[START]

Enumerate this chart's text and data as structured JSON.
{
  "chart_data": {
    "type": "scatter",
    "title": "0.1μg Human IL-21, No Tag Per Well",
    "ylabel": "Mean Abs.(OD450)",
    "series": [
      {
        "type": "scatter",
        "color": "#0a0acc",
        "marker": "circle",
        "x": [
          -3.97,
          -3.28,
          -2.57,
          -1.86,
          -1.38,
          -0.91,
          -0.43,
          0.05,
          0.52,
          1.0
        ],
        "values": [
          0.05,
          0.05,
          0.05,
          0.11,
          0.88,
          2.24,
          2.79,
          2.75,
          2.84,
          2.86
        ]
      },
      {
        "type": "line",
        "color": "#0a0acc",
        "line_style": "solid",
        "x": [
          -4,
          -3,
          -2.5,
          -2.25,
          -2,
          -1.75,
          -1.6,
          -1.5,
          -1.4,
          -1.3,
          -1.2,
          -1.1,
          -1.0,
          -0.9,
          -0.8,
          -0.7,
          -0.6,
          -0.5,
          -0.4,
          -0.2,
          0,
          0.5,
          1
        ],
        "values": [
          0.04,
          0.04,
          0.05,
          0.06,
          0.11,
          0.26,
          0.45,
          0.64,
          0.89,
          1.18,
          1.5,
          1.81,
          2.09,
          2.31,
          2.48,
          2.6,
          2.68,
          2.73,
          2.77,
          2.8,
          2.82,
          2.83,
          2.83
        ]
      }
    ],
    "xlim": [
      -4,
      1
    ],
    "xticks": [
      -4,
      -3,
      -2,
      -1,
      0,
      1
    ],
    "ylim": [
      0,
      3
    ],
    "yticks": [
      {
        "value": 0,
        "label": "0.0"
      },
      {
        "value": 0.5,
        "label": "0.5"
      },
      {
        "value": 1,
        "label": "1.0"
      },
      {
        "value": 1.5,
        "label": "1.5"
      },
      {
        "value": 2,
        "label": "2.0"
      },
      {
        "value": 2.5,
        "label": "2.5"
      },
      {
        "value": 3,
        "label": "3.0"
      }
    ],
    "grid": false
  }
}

[END]

Work instructions: Using the exact wording, write out all of the records.

Solution for this problem:
Enumerate this chart's text and data as structured JSON.
{
  "chart_data": {
    "type": "scatter",
    "title": "0.1μg Human IL-21, No Tag Per Well",
    "ylabel": "Mean Abs.(OD450)",
    "series": [
      {
        "type": "scatter",
        "color": "#0a0acc",
        "marker": "circle",
        "x": [
          -3.97,
          -3.28,
          -2.57,
          -1.86,
          -1.38,
          -0.91,
          -0.43,
          0.05,
          0.52,
          1.0
        ],
        "values": [
          0.05,
          0.05,
          0.05,
          0.11,
          0.88,
          2.24,
          2.79,
          2.75,
          2.84,
          2.86
        ]
      },
      {
        "type": "line",
        "color": "#0a0acc",
        "line_style": "solid",
        "x": [
          -4,
          -3,
          -2.5,
          -2.25,
          -2,
          -1.75,
          -1.6,
          -1.5,
          -1.4,
          -1.3,
          -1.2,
          -1.1,
          -1.0,
          -0.9,
          -0.8,
          -0.7,
          -0.6,
          -0.5,
          -0.4,
          -0.2,
          0,
          0.5,
          1
        ],
        "values": [
          0.04,
          0.04,
          0.05,
          0.06,
          0.11,
          0.26,
          0.45,
          0.64,
          0.89,
          1.18,
          1.5,
          1.81,
          2.09,
          2.31,
          2.48,
          2.6,
          2.68,
          2.73,
          2.77,
          2.8,
          2.82,
          2.83,
          2.83
        ]
      }
    ],
    "xlim": [
      -4,
      1
    ],
    "xticks": [
      -4,
      -3,
      -2,
      -1,
      0,
      1
    ],
    "ylim": [
      0,
      3
    ],
    "yticks": [
      {
        "value": 0,
        "label": "0.0"
      },
      {
        "value": 0.5,
        "label": "0.5"
      },
      {
        "value": 1,
        "label": "1.0"
      },
      {
        "value": 1.5,
        "label": "1.5"
      },
      {
        "value": 2,
        "label": "2.0"
      },
      {
        "value": 2.5,
        "label": "2.5"
      },
      {
        "value": 3,
        "label": "3.0"
      }
    ],
    "grid": false
  }
}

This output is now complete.